* [Set task]
Exact reproduction of the data is required, with images excluded.
===== Listed records
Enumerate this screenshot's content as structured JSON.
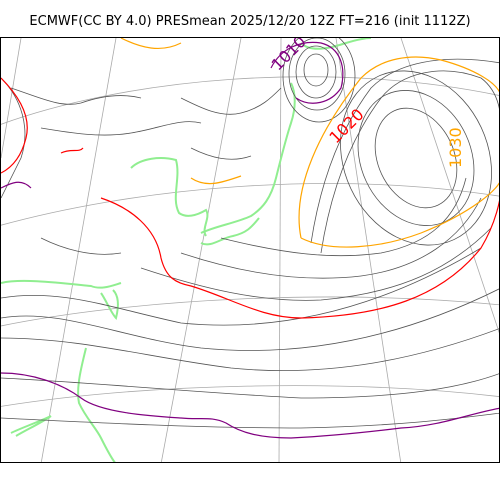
{
  "title": "ECMWF(CC BY 4.0) PRESmean 2025/12/20 12Z FT=216 (init 1112Z)",
  "contour_labels": {
    "c1010": "1010",
    "c1020": "1020",
    "c1030": "1030"
  },
  "colors": {
    "coastline": "#90ee90",
    "isobar": "#333333",
    "isobar_1020": "#ff0000",
    "isobar_1010": "#800080",
    "isobar_1030": "#ffa500",
    "gridline": "#aaaaaa"
  }
}
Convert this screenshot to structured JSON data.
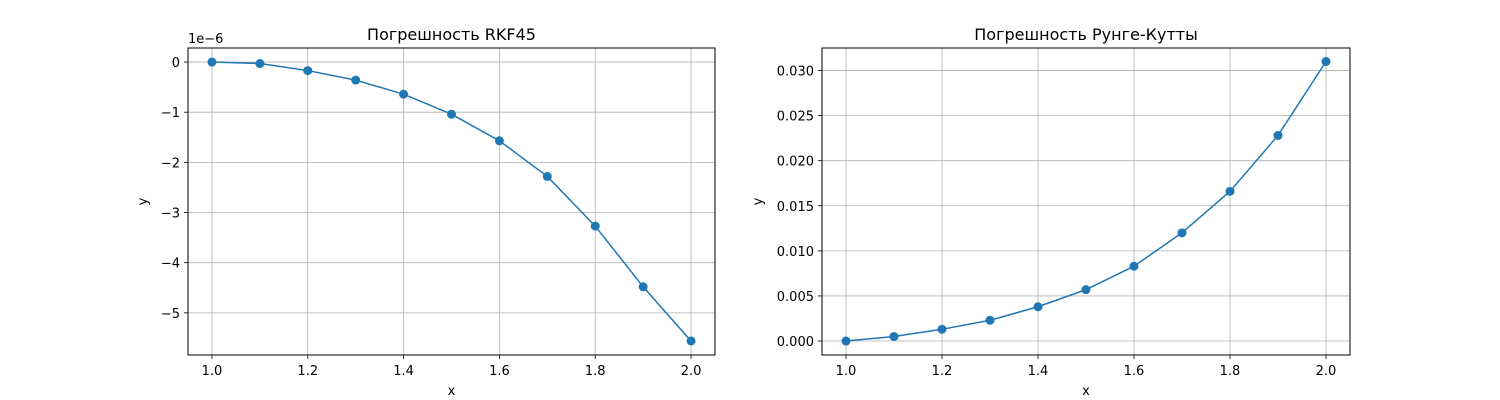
==========
* [Output of the task]
Enumerate this screenshot's content as structured JSON.
{
  "title": "ECMWF(CC BY 4.0) PRESmean 2025/12/20 12Z FT=216 (init 1112Z)",
  "contour_labels": {
    "c1010": "1010",
    "c1020": "1020",
    "c1030": "1030"
  },
  "colors": {
    "coastline": "#90ee90",
    "isobar": "#333333",
    "isobar_1020": "#ff0000",
    "isobar_1010": "#800080",
    "isobar_1030": "#ffa500",
    "gridline": "#aaaaaa"
  }
}
Convert this screenshot to structured JSON data.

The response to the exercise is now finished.